Echo the stretch of lines from the one containing "- console-line: 你要@的好友：" through the one containing "- close-icon[interactable]: ×: [83, 399, 90, 408]", both included, without any changes.

##### DATA FOR THIS EXERCISE #####

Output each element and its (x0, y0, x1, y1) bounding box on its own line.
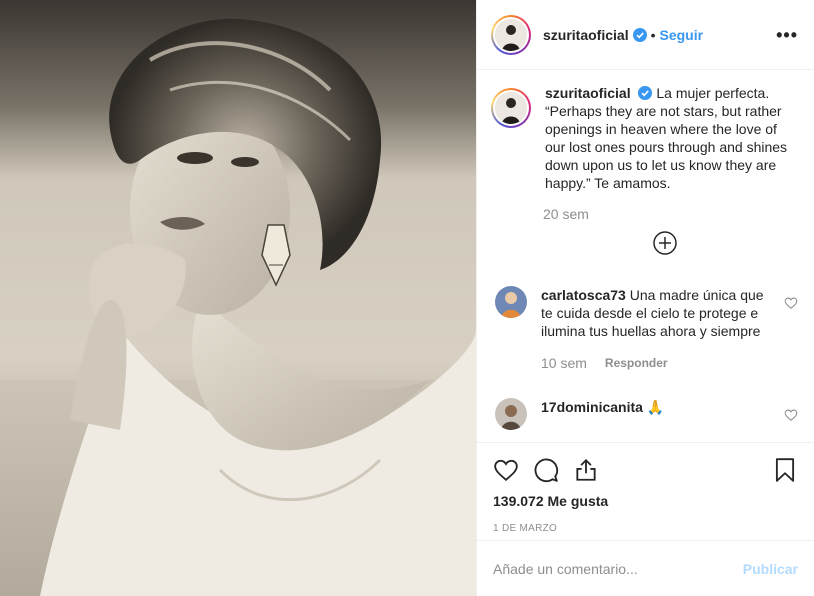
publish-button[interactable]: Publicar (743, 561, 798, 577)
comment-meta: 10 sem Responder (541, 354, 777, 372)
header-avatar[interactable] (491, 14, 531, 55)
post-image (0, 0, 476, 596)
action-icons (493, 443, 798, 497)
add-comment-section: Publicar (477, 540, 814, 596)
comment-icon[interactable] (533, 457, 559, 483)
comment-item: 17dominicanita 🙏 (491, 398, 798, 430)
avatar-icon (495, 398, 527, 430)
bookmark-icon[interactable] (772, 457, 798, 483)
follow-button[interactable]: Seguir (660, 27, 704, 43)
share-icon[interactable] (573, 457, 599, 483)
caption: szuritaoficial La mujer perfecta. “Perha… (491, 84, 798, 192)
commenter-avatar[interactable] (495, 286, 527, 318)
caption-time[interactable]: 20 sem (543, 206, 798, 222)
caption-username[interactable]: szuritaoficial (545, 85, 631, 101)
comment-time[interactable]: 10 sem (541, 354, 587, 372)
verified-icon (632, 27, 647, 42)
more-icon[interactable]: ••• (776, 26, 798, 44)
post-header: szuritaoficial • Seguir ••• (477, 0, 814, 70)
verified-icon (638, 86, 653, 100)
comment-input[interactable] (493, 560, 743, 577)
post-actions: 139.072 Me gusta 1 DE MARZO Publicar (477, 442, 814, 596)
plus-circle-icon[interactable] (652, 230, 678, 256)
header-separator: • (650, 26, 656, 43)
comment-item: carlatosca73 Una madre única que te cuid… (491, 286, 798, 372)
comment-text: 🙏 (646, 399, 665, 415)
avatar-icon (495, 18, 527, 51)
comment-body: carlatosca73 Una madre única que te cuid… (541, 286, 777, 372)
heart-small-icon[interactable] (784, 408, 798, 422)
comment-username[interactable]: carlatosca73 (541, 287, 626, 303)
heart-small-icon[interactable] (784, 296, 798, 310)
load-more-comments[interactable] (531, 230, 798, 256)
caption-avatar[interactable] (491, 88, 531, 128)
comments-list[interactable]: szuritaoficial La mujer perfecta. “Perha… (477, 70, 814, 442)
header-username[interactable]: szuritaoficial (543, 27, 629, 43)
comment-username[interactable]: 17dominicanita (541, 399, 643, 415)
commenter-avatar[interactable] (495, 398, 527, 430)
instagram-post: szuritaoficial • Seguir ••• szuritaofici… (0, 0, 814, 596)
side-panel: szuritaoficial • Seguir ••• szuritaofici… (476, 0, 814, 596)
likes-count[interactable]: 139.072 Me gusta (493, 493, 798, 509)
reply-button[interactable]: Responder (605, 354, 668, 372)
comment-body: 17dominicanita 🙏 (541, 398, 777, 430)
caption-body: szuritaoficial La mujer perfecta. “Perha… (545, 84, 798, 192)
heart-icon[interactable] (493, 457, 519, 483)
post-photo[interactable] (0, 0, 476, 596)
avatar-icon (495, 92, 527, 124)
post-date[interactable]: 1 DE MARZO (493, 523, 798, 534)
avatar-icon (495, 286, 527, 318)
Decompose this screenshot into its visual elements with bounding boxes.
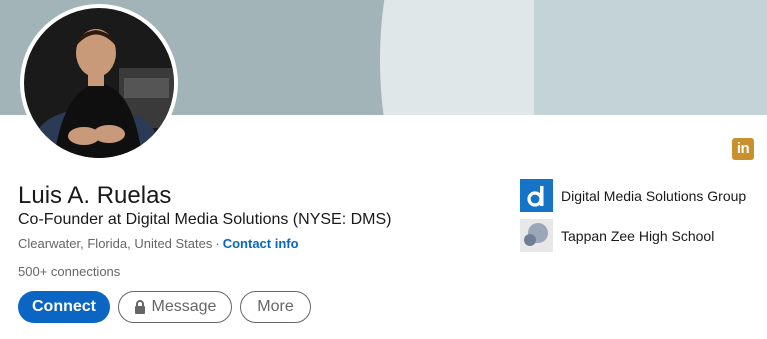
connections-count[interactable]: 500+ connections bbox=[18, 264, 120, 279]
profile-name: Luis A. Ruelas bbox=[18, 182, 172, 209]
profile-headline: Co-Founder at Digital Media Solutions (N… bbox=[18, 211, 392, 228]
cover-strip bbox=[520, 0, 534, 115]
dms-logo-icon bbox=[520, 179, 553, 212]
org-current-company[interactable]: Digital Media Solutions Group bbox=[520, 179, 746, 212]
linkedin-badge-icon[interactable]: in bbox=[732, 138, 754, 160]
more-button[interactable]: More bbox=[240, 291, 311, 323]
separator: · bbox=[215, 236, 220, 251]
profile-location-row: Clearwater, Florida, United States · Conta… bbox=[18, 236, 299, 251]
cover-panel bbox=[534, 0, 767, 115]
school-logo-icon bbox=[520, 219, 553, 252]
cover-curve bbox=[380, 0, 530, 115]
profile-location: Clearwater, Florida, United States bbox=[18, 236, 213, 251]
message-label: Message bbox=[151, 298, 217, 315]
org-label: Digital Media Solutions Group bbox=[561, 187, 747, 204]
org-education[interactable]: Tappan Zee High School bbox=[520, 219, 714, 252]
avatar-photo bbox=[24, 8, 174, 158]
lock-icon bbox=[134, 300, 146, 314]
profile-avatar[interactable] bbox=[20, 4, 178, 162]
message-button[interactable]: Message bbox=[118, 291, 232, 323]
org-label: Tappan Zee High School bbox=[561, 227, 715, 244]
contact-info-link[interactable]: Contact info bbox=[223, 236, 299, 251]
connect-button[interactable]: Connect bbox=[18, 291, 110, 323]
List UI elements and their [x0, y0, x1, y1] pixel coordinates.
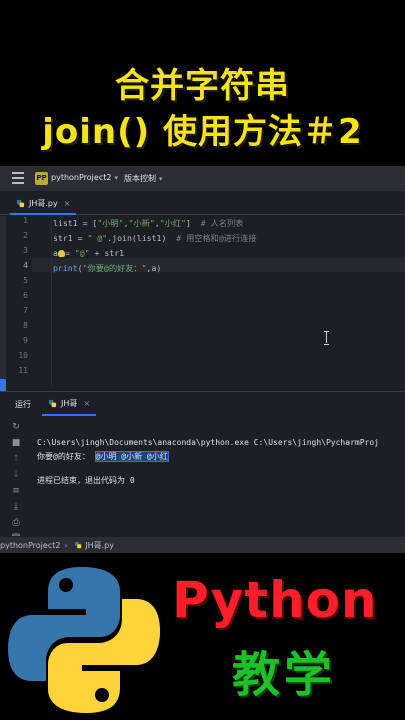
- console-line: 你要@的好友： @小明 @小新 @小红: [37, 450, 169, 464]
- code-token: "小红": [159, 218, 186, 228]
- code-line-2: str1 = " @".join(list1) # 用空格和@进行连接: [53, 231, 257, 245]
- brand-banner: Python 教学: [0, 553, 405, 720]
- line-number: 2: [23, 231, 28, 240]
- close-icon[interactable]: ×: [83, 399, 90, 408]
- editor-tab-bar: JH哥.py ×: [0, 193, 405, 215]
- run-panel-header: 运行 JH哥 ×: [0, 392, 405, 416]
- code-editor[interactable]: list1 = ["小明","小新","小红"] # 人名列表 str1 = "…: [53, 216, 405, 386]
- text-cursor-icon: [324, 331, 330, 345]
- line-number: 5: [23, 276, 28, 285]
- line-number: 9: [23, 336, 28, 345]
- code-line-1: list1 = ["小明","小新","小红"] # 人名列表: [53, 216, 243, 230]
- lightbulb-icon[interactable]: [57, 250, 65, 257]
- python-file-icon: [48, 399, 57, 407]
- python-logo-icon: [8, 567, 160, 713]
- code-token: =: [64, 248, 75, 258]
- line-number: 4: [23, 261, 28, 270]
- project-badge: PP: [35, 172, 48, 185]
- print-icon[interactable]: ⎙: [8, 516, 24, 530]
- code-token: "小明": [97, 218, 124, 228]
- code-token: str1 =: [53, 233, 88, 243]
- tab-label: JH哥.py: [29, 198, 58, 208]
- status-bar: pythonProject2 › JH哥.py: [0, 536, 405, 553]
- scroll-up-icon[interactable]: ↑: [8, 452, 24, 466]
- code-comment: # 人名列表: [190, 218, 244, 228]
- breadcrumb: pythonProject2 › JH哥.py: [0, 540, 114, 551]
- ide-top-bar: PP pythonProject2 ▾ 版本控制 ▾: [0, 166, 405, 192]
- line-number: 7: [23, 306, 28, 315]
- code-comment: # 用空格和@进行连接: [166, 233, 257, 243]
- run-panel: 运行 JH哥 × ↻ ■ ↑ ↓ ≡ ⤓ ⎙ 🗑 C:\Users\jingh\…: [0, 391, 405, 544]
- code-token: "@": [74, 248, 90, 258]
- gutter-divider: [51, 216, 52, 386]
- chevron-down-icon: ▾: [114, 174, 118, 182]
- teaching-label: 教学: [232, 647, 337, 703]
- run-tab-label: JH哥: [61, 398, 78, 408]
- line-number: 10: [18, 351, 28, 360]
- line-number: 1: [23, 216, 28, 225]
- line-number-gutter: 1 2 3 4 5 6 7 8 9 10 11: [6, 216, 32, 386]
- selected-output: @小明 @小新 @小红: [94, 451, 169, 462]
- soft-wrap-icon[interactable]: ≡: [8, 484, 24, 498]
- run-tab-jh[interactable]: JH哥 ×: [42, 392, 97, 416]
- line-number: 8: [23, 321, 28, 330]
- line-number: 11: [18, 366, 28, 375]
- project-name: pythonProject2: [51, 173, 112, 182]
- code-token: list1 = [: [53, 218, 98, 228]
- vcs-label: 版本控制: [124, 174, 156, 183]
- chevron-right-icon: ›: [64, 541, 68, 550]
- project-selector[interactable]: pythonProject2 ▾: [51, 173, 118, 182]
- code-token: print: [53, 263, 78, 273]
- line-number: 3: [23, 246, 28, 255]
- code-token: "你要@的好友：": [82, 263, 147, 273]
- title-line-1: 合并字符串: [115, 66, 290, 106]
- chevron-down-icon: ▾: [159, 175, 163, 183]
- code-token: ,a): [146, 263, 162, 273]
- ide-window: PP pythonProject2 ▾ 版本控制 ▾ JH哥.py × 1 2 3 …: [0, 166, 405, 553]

#####

WRITTEN REPLY -
- console-line: 你要@的好友： @小明 @小新 @小红: [37, 450, 169, 464]
- code-token: "小红": [159, 218, 186, 228]
- code-line-2: str1 = " @".join(list1) # 用空格和@进行连接: [53, 231, 257, 245]
- brand-banner: Python 教学: [0, 553, 405, 720]
- line-number: 2: [23, 231, 28, 240]
- close-icon[interactable]: ×: [83, 399, 90, 408]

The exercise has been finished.